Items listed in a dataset
━━━

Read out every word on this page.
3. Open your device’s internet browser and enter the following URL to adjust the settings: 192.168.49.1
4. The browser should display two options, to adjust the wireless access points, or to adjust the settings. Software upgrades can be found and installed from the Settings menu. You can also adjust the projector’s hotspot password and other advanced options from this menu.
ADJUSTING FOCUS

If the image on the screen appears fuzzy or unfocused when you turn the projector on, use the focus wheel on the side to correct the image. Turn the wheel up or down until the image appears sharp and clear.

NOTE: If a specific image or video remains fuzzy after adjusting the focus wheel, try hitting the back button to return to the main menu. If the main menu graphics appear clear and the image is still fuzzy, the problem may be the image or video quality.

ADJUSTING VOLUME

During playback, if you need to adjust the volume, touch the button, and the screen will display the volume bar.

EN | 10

━━━

■ What you will do
Please set down all the data word for word.

■ Solution for this exercise
Read out every word on this page.
3. Open your device’s internet browser and enter the following URL to adjust the settings: 192.168.49.1
4. The browser should display two options, to adjust the wireless access points, or to adjust the settings. Software upgrades can be found and installed from the Settings menu. You can also adjust the projector’s hotspot password and other advanced options from this menu.
ADJUSTING FOCUS

If the image on the screen appears fuzzy or unfocused when you turn the projector on, use the focus wheel on the side to correct the image. Turn the wheel up or down until the image appears sharp and clear.

NOTE: If a specific image or video remains fuzzy after adjusting the focus wheel, try hitting the back button to return to the main menu. If the main menu graphics appear clear and the image is still fuzzy, the problem may be the image or video quality.

ADJUSTING VOLUME

During playback, if you need to adjust the volume, touch the button, and the screen will display the volume bar.

EN | 10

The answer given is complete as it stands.